(Items from a figure collection)
· · · · · · ·
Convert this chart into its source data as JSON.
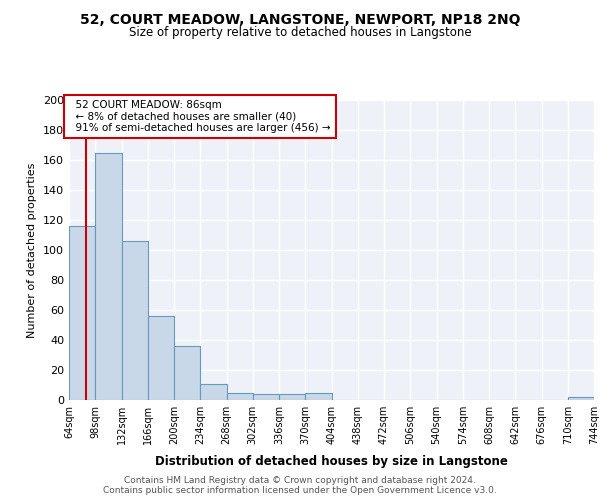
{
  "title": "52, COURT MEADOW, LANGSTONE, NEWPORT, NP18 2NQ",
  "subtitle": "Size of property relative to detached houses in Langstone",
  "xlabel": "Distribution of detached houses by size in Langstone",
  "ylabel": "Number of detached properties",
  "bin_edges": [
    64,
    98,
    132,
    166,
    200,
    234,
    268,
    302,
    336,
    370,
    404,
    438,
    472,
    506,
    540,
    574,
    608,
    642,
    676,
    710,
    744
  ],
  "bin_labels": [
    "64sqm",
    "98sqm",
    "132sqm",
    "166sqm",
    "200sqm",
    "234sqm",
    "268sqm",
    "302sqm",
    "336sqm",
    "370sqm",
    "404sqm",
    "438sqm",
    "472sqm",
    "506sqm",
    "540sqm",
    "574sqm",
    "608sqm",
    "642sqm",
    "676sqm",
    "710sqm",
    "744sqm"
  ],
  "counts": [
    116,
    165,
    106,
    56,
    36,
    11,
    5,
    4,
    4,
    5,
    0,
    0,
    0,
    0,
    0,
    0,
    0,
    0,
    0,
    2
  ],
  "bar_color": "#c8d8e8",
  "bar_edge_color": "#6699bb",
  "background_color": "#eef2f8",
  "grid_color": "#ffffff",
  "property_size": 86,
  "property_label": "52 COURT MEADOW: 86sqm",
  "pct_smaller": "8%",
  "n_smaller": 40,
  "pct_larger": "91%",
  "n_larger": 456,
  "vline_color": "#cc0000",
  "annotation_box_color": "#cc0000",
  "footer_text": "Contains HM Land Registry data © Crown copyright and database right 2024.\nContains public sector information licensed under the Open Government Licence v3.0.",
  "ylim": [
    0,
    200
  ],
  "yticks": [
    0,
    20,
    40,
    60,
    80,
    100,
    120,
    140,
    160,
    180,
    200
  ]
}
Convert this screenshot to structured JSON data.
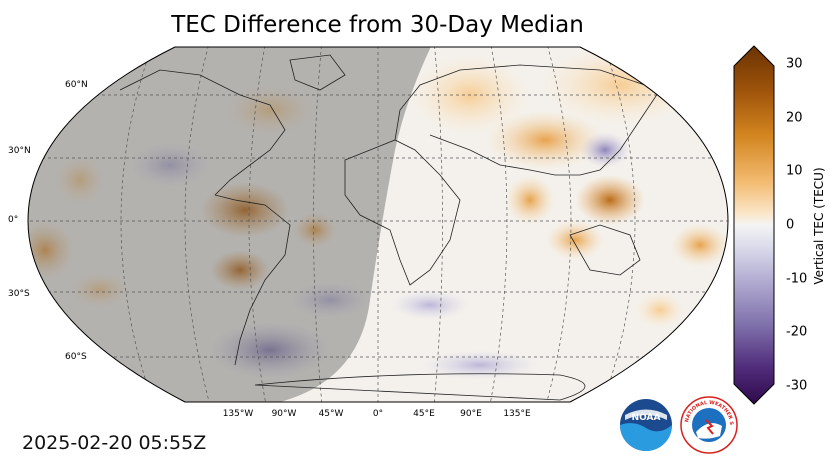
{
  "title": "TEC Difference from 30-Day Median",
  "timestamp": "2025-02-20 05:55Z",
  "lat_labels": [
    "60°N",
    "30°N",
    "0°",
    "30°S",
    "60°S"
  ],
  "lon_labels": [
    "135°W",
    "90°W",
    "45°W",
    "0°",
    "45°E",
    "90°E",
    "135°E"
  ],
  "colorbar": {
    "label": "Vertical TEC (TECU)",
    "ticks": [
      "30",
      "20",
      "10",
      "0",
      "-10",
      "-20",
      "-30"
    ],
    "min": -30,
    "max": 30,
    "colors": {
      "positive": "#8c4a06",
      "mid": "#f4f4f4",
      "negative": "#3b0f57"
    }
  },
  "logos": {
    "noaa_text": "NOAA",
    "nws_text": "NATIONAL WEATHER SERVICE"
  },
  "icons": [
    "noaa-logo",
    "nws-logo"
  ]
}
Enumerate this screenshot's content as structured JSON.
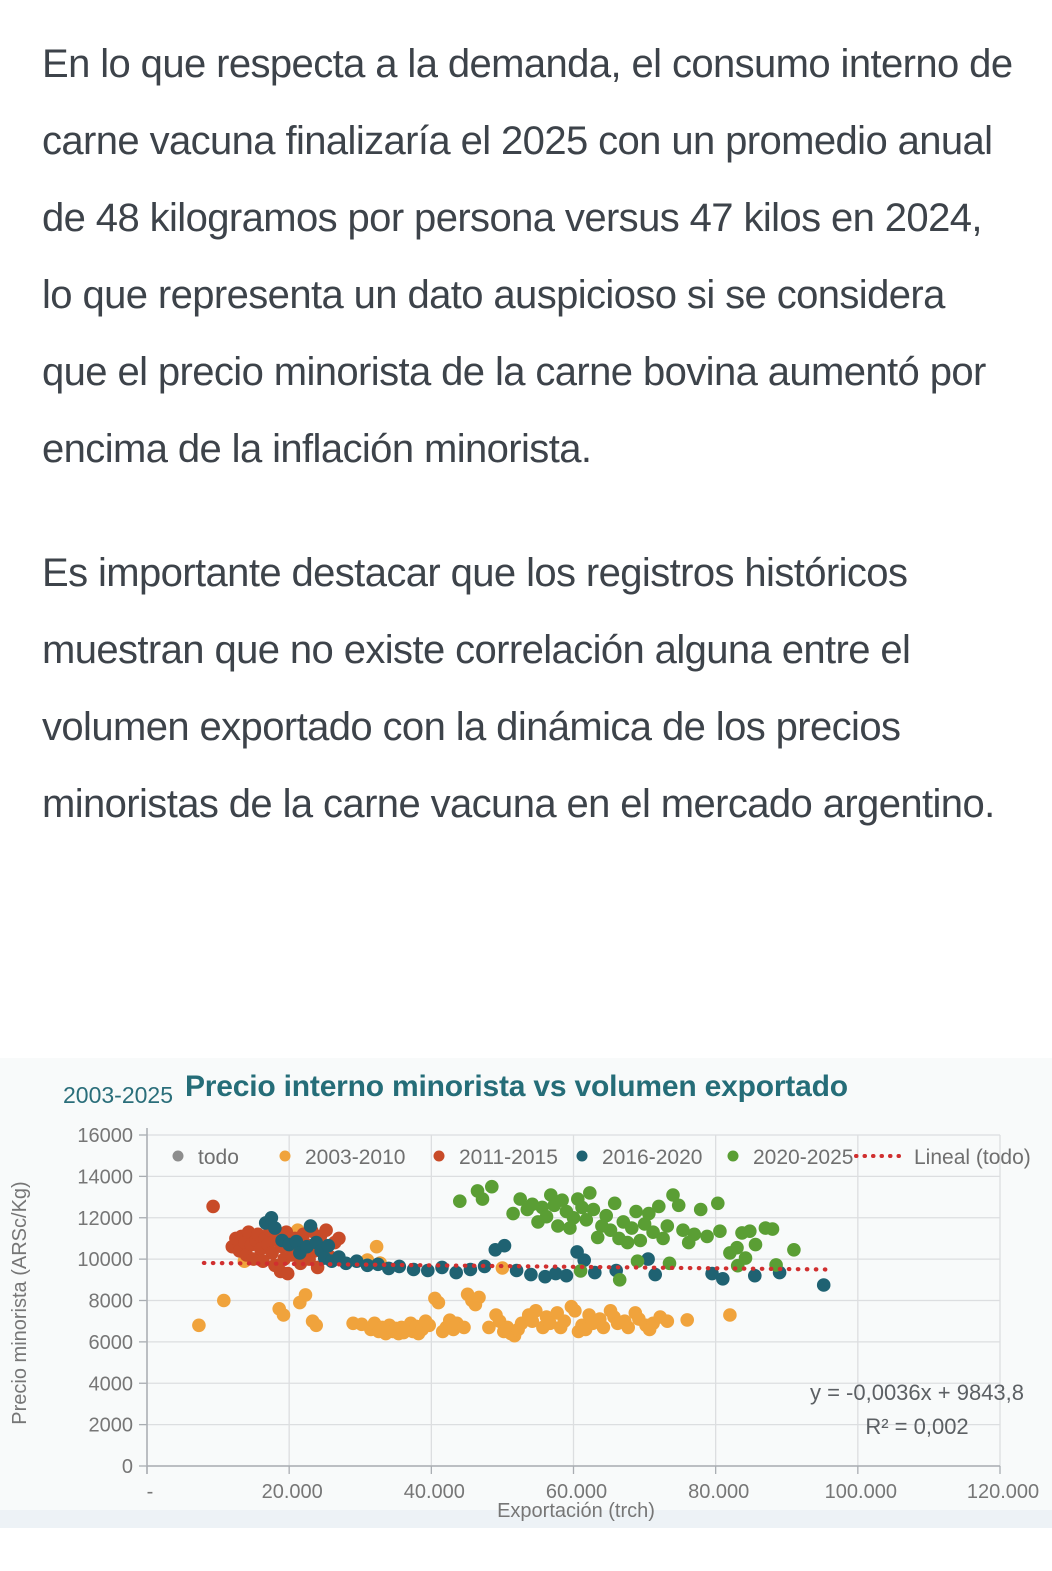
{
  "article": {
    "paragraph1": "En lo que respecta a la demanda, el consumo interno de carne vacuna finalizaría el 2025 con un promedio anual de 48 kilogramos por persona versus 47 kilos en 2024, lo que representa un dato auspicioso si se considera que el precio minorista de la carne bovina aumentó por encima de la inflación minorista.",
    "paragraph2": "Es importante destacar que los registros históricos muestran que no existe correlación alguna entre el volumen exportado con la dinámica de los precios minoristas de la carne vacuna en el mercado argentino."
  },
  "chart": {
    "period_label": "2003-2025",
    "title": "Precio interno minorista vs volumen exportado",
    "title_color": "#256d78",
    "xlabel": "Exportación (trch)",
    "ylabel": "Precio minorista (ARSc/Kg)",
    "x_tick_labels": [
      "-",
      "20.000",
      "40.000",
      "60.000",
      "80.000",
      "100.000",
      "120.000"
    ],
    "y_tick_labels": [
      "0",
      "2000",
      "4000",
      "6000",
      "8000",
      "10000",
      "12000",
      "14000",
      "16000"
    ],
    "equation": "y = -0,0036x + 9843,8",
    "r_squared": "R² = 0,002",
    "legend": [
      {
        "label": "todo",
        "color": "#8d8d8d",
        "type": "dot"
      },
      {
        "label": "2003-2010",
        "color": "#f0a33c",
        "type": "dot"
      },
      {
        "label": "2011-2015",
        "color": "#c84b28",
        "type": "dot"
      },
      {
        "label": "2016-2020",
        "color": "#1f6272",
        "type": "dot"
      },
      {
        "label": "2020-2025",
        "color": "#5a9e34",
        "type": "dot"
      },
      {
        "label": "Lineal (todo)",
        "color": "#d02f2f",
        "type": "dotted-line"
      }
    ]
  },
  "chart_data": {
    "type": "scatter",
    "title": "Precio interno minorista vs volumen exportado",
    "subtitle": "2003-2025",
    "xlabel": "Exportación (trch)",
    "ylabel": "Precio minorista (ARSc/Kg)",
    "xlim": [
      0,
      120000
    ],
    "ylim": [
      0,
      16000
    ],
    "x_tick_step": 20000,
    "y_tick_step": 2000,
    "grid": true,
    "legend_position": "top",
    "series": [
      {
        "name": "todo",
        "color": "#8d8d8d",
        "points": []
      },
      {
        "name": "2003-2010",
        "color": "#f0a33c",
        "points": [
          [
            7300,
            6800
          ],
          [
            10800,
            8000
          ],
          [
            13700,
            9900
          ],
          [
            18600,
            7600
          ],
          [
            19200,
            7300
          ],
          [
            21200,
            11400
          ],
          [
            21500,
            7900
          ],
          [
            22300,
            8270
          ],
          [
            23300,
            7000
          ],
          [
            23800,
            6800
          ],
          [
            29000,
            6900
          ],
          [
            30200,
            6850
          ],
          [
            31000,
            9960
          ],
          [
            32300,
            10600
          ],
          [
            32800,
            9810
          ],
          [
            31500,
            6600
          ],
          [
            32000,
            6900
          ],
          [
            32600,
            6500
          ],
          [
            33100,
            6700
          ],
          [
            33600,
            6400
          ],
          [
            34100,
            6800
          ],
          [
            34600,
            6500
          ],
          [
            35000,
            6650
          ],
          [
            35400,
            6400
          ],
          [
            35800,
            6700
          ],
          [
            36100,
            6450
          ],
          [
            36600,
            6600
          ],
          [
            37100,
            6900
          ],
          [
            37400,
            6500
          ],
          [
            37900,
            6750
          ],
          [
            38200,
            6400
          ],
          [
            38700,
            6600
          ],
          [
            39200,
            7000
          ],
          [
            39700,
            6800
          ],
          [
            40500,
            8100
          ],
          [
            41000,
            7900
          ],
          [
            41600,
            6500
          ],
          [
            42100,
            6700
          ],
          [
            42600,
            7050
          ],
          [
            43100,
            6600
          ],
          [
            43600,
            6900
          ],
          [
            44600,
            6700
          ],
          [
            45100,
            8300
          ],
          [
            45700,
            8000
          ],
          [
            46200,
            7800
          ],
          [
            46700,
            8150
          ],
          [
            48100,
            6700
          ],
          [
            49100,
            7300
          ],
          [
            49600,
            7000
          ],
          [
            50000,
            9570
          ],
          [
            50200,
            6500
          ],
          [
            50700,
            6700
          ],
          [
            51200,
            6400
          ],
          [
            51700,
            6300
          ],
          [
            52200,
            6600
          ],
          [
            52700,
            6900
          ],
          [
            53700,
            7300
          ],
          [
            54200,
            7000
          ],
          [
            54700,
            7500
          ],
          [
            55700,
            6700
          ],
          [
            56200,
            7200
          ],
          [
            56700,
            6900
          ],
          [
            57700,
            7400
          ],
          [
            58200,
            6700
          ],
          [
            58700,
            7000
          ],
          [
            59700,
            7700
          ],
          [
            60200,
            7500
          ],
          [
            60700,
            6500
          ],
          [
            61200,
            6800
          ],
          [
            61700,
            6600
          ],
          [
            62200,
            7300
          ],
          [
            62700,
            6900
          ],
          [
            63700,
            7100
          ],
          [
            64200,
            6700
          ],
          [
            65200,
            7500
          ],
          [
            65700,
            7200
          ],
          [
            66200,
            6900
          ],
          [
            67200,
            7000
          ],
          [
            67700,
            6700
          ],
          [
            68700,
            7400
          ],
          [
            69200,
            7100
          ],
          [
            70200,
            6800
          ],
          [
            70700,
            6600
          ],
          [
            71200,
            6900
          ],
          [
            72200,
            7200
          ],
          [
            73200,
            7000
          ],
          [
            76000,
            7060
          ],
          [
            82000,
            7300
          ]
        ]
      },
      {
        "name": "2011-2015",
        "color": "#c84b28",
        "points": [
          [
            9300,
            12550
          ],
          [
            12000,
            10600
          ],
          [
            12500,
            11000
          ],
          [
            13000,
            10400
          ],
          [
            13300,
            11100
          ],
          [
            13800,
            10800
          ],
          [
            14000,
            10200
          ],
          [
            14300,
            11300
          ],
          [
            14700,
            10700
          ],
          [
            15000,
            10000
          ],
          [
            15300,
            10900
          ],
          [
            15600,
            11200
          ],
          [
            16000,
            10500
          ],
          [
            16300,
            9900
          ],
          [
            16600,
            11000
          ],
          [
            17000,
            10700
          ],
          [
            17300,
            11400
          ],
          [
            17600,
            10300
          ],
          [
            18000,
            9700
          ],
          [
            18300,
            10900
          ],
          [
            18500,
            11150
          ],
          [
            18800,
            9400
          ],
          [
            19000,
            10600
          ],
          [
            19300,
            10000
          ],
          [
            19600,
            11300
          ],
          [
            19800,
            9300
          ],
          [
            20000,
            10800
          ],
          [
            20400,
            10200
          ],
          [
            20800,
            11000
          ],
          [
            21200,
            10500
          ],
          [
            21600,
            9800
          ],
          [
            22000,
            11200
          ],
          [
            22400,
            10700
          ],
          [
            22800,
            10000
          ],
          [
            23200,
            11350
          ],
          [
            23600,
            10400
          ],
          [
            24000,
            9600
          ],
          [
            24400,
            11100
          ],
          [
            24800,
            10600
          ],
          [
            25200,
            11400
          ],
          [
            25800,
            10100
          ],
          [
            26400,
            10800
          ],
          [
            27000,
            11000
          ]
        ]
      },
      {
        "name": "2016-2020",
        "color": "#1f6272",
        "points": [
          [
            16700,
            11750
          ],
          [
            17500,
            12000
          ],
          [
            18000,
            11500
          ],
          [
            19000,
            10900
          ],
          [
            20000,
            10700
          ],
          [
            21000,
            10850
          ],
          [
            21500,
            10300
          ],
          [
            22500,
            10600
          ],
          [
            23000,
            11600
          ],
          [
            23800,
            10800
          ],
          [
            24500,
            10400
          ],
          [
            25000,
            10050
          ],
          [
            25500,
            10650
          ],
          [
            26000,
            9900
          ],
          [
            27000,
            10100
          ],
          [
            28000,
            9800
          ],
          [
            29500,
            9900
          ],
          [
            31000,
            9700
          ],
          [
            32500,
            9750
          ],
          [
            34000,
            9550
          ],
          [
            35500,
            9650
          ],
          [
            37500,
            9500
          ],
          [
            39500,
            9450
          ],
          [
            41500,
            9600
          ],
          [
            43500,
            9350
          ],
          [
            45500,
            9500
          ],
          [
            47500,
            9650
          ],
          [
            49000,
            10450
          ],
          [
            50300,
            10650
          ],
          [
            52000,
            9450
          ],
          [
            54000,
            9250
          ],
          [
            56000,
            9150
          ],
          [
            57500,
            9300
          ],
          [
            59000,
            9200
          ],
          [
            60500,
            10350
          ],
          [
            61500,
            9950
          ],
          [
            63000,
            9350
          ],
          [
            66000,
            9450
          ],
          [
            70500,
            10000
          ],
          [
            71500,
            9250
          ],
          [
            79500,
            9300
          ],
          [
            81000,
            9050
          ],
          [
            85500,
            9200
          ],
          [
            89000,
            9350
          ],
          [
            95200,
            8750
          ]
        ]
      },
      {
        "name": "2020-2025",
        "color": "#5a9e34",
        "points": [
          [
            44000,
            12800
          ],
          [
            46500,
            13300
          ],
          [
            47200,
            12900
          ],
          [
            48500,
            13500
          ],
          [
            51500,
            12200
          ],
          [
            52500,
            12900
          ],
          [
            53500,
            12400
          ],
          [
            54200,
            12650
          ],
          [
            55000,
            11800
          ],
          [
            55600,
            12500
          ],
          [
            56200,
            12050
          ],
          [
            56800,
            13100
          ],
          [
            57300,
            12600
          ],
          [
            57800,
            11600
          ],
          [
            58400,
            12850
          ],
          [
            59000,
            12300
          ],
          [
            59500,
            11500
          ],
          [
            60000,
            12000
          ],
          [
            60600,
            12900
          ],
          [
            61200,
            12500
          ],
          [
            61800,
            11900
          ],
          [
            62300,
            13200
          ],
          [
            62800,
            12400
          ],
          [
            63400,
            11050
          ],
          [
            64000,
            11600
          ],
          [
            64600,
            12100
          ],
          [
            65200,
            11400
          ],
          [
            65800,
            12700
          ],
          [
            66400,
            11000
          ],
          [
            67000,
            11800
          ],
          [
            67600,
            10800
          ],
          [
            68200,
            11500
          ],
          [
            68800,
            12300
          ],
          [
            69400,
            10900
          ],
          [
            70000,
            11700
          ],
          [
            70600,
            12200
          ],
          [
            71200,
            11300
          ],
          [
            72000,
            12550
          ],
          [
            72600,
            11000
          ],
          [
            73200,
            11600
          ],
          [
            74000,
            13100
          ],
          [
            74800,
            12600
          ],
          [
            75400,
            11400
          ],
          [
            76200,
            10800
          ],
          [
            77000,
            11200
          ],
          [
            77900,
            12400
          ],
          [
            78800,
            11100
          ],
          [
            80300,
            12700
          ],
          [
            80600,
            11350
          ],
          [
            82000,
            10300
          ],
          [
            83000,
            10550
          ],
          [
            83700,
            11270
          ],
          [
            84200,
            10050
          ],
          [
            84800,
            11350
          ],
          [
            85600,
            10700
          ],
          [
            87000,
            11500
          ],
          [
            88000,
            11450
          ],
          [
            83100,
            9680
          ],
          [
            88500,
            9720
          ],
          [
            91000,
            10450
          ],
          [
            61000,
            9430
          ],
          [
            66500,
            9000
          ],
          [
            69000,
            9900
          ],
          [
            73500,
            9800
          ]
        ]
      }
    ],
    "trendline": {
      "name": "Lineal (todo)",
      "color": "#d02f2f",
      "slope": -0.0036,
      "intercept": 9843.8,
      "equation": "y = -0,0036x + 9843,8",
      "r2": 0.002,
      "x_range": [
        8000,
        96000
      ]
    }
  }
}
· · · · · · ·
Your objective>
Of the lines in the listing, how many hold the word "MEADOW"? Nothing but the number is needed.

Finished answer>
2